- [TASK DETAILS]:
Copy each line of the records that holds the string "question".

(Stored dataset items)
----
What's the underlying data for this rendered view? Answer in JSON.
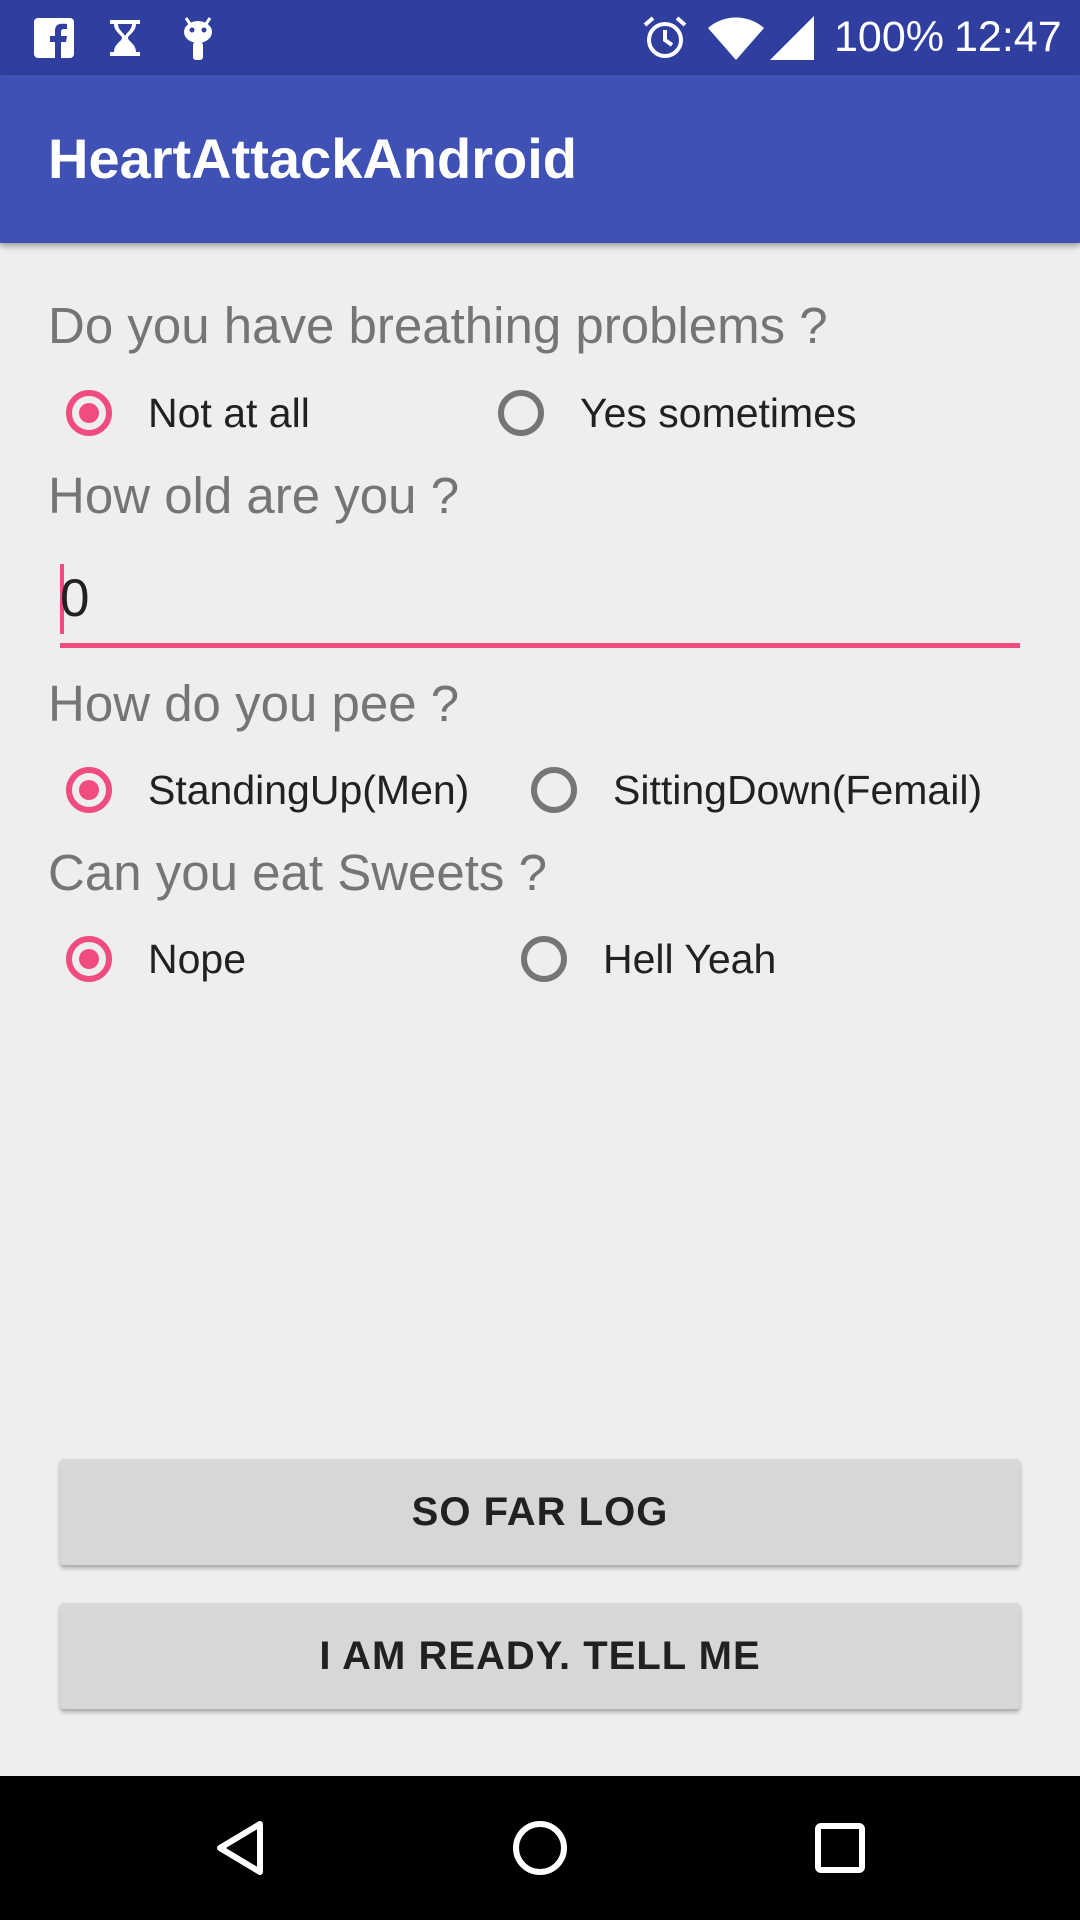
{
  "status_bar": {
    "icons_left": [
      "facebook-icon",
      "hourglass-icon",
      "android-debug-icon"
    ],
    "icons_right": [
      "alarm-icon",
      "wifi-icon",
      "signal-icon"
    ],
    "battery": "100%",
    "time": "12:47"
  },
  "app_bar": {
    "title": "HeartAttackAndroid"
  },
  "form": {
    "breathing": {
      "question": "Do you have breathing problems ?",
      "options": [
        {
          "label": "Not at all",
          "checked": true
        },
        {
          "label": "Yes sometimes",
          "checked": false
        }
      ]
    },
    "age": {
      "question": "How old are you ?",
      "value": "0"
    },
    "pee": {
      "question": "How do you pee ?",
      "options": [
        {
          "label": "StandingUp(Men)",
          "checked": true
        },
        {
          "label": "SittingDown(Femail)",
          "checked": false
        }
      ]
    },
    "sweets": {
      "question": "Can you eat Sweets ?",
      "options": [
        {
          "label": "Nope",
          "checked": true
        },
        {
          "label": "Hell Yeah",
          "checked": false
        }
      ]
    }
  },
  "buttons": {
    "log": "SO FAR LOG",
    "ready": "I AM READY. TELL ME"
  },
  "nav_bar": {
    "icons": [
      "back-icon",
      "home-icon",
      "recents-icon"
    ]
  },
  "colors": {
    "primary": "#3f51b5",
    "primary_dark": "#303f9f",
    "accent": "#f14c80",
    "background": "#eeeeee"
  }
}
----
- [FULL SOLUTION]:
      "question": "Do you have breathing problems ?",
      "question": "How old are you ?",
      "question": "How do you pee ?",
      "question": "Can you eat Sweets ?",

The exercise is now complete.